Record excerpts
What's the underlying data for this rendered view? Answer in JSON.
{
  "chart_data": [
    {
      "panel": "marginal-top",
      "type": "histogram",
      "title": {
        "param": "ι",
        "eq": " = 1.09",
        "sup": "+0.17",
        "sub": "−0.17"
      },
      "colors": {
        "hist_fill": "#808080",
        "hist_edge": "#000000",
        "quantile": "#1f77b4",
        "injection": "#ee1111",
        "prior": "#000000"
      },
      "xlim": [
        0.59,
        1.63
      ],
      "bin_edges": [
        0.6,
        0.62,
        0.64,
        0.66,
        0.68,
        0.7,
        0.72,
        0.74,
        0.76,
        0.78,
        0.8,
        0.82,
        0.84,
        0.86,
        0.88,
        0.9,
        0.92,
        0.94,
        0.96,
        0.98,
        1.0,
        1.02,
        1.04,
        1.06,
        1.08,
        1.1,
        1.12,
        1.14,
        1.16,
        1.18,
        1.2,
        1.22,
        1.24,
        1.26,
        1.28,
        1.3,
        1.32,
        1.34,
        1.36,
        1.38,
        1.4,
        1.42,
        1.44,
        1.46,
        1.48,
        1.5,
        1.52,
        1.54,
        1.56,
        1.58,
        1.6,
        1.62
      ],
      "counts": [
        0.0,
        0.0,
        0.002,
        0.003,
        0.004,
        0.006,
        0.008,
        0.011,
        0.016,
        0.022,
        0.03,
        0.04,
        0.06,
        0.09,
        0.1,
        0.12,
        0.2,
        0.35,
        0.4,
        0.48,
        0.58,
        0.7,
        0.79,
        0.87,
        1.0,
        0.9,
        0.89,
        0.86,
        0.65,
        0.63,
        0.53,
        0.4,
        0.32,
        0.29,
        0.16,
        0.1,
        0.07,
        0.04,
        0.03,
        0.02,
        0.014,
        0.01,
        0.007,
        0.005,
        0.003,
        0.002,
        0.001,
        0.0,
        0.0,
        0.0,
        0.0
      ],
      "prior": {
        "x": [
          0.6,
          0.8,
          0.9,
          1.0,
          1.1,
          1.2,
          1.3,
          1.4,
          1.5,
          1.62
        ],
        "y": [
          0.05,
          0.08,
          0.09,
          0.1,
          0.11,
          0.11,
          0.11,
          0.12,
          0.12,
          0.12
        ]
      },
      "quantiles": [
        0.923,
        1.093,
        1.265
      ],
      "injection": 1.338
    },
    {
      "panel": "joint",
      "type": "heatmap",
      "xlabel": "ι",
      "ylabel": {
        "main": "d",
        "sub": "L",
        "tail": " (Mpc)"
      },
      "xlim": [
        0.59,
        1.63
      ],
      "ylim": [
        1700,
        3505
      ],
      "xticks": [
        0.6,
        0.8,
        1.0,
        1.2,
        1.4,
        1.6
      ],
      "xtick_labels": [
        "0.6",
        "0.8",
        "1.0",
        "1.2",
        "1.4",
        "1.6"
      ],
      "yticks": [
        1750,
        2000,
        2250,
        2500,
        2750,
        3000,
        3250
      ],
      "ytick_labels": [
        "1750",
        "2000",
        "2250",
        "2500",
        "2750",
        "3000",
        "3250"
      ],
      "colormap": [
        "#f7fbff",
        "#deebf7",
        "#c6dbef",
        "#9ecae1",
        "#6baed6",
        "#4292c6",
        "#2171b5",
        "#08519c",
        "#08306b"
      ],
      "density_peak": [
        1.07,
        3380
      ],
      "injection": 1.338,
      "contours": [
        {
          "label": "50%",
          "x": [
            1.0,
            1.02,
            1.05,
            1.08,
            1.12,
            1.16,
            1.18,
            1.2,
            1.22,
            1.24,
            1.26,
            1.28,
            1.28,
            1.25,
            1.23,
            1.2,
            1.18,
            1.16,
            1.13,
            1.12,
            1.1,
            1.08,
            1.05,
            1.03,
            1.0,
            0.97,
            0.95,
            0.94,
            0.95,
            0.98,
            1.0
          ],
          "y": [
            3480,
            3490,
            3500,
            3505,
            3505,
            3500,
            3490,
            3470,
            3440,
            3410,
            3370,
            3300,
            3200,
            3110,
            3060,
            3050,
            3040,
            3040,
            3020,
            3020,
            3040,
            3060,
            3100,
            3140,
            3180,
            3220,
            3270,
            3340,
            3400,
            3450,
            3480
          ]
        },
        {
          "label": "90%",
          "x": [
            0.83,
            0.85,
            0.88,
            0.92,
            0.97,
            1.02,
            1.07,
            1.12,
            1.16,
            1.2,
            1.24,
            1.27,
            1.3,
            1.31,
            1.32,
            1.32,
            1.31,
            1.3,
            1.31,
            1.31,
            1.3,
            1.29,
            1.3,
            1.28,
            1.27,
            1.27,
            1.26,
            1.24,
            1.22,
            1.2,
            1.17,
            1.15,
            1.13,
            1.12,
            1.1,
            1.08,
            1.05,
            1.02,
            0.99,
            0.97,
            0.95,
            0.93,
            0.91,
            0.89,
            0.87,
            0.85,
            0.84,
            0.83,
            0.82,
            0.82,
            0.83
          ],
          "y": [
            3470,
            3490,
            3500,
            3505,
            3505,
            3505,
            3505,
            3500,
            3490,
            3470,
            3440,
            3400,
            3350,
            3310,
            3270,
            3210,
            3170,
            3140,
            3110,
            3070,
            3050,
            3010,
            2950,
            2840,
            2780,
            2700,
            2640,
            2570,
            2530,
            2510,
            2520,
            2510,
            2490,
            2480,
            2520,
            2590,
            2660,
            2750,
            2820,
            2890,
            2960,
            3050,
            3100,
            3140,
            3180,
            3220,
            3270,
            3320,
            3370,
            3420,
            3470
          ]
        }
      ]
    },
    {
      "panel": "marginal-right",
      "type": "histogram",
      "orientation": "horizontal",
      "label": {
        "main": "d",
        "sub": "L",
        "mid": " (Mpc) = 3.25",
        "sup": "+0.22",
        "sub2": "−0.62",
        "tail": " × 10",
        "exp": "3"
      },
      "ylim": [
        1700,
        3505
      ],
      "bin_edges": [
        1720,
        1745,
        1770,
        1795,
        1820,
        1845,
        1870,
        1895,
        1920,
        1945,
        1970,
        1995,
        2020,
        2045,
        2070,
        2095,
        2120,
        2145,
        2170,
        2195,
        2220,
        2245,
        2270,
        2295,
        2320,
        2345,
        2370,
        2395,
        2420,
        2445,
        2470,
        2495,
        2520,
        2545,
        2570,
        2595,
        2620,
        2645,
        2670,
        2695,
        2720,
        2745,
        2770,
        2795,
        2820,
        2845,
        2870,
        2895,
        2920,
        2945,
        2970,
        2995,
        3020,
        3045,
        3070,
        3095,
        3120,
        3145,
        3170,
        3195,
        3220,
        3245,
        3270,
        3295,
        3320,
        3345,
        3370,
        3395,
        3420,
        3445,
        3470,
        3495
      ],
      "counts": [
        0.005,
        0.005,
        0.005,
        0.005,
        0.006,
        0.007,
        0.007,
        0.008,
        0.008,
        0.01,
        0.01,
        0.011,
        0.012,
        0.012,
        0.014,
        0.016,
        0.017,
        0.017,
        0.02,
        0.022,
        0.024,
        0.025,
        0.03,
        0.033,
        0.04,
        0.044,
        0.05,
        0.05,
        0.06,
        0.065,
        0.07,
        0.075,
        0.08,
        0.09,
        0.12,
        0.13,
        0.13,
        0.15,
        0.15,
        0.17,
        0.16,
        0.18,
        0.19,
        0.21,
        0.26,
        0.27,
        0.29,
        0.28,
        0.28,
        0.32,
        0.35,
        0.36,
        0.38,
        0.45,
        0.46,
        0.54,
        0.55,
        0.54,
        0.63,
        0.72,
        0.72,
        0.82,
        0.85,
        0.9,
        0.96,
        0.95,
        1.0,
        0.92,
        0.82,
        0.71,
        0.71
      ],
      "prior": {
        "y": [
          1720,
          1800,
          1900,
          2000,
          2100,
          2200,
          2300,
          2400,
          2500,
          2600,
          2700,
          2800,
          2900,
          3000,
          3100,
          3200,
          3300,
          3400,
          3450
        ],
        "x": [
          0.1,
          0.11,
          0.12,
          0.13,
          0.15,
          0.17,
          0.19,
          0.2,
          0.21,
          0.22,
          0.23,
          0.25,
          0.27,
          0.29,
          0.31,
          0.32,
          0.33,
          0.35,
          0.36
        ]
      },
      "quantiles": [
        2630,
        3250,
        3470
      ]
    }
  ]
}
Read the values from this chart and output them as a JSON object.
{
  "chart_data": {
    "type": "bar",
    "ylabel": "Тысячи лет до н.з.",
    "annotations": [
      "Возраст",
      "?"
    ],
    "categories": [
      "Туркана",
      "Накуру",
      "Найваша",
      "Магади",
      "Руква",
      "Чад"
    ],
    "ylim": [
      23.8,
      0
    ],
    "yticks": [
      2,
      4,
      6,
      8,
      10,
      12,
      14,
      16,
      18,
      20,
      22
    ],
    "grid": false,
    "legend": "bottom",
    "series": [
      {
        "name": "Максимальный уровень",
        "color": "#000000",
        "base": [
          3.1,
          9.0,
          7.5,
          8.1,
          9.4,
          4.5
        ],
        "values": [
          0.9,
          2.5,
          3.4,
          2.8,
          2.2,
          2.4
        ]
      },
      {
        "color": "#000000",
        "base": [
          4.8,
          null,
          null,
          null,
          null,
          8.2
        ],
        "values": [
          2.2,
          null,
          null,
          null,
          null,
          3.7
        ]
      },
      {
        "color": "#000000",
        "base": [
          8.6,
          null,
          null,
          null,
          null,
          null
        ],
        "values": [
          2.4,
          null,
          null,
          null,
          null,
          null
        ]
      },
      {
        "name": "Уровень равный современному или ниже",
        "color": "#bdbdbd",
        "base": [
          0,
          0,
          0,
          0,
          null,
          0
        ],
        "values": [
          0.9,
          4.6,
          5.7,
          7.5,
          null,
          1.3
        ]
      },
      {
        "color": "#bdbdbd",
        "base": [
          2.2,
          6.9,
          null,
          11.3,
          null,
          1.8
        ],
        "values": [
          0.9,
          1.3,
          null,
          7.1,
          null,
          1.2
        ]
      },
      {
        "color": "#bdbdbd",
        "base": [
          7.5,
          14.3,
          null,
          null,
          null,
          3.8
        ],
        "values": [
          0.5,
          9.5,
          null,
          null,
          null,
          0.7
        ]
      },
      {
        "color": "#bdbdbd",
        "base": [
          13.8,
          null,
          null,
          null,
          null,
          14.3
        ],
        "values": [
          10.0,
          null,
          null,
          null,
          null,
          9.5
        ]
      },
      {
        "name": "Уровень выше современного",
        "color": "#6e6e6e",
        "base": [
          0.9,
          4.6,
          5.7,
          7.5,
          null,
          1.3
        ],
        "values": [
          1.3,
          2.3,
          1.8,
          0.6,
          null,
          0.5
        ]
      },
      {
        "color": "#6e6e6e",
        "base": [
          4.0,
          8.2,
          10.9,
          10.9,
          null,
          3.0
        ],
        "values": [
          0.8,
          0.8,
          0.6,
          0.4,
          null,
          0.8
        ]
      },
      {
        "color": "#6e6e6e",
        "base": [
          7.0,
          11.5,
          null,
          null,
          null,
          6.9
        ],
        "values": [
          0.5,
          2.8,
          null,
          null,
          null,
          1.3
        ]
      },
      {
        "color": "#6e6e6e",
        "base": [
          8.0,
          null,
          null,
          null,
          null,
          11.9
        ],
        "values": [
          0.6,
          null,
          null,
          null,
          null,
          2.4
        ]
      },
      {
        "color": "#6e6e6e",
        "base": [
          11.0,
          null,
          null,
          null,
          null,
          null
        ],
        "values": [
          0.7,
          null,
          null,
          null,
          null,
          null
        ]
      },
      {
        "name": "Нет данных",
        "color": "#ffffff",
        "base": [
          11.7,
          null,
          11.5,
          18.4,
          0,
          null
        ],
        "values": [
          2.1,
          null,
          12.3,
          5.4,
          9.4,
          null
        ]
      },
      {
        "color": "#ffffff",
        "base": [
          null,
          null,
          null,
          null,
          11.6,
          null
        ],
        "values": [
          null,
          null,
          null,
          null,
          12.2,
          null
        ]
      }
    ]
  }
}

What you should do
Report the number of lines in the listing above that include the word "panel", and nothing else.

Answer below
3